* **WORK INSTRUCTIONS**: Write out the listing below verbatim, beginning at its first line and stopping after the line that contains "filter-cancelled[interactable]: Cancelled 0".
Start EXCERPTED DATA
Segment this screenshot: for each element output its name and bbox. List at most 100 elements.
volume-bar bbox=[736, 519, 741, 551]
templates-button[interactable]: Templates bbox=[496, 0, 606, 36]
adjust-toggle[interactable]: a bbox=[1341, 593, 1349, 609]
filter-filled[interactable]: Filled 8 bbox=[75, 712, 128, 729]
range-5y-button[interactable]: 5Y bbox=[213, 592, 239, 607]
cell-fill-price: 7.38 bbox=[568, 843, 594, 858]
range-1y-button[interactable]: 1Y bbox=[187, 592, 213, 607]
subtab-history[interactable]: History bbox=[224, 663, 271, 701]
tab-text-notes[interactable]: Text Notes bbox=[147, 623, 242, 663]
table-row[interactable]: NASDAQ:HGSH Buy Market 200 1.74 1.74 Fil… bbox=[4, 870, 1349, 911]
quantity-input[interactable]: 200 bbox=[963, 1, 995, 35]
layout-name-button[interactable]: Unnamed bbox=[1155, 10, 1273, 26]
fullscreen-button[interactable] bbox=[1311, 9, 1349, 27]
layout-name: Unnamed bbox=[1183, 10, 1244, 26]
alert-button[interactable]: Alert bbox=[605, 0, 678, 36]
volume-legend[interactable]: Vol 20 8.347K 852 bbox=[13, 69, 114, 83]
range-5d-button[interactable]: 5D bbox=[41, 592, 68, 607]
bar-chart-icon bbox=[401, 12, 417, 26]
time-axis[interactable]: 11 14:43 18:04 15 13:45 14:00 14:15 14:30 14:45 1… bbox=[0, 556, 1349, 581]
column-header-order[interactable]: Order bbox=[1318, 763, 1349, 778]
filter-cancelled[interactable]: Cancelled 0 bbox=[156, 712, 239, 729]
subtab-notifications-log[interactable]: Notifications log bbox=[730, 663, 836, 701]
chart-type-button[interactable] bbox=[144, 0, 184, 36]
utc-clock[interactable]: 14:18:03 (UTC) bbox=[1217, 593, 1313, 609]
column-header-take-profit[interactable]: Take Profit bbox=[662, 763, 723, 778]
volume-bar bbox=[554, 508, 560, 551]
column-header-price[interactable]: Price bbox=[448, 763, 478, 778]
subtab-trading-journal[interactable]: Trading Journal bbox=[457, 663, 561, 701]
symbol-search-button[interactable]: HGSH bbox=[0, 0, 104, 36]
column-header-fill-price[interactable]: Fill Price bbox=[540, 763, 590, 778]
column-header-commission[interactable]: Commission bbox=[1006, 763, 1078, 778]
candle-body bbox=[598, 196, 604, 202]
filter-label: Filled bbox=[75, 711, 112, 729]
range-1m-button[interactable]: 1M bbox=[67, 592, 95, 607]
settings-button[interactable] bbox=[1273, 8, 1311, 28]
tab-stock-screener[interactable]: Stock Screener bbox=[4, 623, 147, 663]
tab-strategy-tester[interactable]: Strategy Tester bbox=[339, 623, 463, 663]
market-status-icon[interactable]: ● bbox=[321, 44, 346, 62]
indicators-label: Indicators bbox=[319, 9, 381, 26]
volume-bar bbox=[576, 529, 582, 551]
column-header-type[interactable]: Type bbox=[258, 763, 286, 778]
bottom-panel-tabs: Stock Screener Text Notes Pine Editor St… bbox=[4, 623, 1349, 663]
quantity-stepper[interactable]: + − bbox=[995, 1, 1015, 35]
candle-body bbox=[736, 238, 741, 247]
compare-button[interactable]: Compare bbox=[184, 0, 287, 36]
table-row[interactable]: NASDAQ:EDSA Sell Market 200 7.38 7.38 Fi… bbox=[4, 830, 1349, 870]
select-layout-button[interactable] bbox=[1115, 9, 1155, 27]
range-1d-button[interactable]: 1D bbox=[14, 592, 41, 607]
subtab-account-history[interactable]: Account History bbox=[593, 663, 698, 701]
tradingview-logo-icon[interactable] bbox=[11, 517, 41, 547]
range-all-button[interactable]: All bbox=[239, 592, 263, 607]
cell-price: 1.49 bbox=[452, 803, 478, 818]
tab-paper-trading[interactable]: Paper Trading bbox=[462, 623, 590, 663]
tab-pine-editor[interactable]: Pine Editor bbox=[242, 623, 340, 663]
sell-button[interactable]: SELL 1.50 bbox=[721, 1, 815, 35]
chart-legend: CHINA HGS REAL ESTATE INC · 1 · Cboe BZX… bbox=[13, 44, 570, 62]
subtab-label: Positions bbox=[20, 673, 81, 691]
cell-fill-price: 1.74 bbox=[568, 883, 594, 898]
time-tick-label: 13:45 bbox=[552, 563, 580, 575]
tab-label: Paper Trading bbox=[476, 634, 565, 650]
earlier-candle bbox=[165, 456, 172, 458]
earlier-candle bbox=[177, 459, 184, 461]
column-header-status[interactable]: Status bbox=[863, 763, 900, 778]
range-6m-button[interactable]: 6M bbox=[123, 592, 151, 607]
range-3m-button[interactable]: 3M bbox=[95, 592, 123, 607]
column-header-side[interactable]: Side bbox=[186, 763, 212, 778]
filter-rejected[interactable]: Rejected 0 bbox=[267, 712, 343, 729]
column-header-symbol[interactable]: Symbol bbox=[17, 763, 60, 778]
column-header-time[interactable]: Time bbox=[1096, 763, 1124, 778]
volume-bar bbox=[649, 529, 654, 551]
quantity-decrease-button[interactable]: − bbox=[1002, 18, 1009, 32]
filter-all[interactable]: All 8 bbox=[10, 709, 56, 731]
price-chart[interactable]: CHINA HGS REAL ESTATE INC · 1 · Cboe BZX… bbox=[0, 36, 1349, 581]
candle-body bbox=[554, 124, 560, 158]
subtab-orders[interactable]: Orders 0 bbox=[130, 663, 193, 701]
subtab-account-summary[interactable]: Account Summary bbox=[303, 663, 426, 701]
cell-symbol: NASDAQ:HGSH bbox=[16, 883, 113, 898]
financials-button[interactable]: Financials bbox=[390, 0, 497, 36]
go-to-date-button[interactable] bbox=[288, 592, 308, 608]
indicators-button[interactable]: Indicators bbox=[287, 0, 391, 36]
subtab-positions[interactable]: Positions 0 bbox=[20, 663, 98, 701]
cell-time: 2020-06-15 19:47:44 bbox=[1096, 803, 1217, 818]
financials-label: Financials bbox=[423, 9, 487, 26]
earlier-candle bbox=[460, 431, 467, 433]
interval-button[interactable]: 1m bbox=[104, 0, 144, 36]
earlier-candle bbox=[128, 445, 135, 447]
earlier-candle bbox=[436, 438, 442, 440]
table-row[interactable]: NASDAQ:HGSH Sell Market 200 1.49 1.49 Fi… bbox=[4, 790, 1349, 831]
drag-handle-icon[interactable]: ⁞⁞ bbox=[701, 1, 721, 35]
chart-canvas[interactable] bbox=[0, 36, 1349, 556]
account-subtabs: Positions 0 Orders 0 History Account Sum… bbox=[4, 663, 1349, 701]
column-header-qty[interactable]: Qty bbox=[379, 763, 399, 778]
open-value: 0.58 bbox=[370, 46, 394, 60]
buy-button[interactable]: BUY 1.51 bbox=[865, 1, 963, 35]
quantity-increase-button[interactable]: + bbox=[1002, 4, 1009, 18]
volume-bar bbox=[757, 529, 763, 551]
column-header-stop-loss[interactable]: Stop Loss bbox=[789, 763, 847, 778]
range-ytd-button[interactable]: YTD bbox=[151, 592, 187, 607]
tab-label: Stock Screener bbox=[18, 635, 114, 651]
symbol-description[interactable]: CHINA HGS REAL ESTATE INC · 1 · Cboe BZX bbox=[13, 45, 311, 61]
End EXCERPTED DATA
* **ANSWER FOR THE TASK**:
Segment this screenshot: for each element output its name and bbox. List at most 100 elements.
volume-bar bbox=[736, 519, 741, 551]
templates-button[interactable]: Templates bbox=[496, 0, 606, 36]
adjust-toggle[interactable]: a bbox=[1341, 593, 1349, 609]
filter-filled[interactable]: Filled 8 bbox=[75, 712, 128, 729]
range-5y-button[interactable]: 5Y bbox=[213, 592, 239, 607]
cell-fill-price: 7.38 bbox=[568, 843, 594, 858]
range-1y-button[interactable]: 1Y bbox=[187, 592, 213, 607]
subtab-history[interactable]: History bbox=[224, 663, 271, 701]
tab-text-notes[interactable]: Text Notes bbox=[147, 623, 242, 663]
table-row[interactable]: NASDAQ:HGSH Buy Market 200 1.74 1.74 Fil… bbox=[4, 870, 1349, 911]
quantity-input[interactable]: 200 bbox=[963, 1, 995, 35]
layout-name-button[interactable]: Unnamed bbox=[1155, 10, 1273, 26]
fullscreen-button[interactable] bbox=[1311, 9, 1349, 27]
layout-name: Unnamed bbox=[1183, 10, 1244, 26]
alert-button[interactable]: Alert bbox=[605, 0, 678, 36]
volume-legend[interactable]: Vol 20 8.347K 852 bbox=[13, 69, 114, 83]
range-5d-button[interactable]: 5D bbox=[41, 592, 68, 607]
bar-chart-icon bbox=[401, 12, 417, 26]
time-axis[interactable]: 11 14:43 18:04 15 13:45 14:00 14:15 14:30 14:45 1… bbox=[0, 556, 1349, 581]
column-header-order[interactable]: Order bbox=[1318, 763, 1349, 778]
filter-cancelled[interactable]: Cancelled 0 bbox=[156, 712, 239, 729]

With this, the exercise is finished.